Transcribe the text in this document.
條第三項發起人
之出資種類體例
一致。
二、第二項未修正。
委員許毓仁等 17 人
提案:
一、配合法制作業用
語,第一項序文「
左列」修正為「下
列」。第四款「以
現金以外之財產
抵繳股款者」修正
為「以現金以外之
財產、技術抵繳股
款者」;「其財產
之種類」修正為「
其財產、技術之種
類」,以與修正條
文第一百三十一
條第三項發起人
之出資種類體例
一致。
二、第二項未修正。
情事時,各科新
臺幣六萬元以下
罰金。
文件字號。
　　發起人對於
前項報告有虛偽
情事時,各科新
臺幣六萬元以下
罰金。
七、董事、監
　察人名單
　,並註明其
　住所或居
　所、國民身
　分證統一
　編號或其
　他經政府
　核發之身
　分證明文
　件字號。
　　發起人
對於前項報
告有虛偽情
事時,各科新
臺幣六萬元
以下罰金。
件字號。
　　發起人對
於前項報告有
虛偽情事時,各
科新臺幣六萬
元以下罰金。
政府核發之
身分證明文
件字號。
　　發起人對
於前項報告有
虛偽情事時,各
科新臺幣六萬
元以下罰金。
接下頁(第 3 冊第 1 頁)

## [STATED TASK]
Using the material above, print every entry exactly as written.

## [FULL OUTPUT]
Transcribe the text in this document.
條第三項發起人
之出資種類體例
一致。
二、第二項未修正。
委員許毓仁等 17 人
提案:
一、配合法制作業用
語,第一項序文「
左列」修正為「下
列」。第四款「以
現金以外之財產
抵繳股款者」修正
為「以現金以外之
財產、技術抵繳股
款者」;「其財產
之種類」修正為「
其財產、技術之種
類」,以與修正條
文第一百三十一
條第三項發起人
之出資種類體例
一致。
二、第二項未修正。
情事時,各科新
臺幣六萬元以下
罰金。
文件字號。
　　發起人對於
前項報告有虛偽
情事時,各科新
臺幣六萬元以下
罰金。
七、董事、監
　察人名單
　,並註明其
　住所或居
　所、國民身
　分證統一
　編號或其
　他經政府
　核發之身
　分證明文
　件字號。
　　發起人
對於前項報
告有虛偽情
事時,各科新
臺幣六萬元
以下罰金。
件字號。
　　發起人對
於前項報告有
虛偽情事時,各
科新臺幣六萬
元以下罰金。
政府核發之
身分證明文
件字號。
　　發起人對
於前項報告有
虛偽情事時,各
科新臺幣六萬
元以下罰金。
接下頁(第 3 冊第 1 頁)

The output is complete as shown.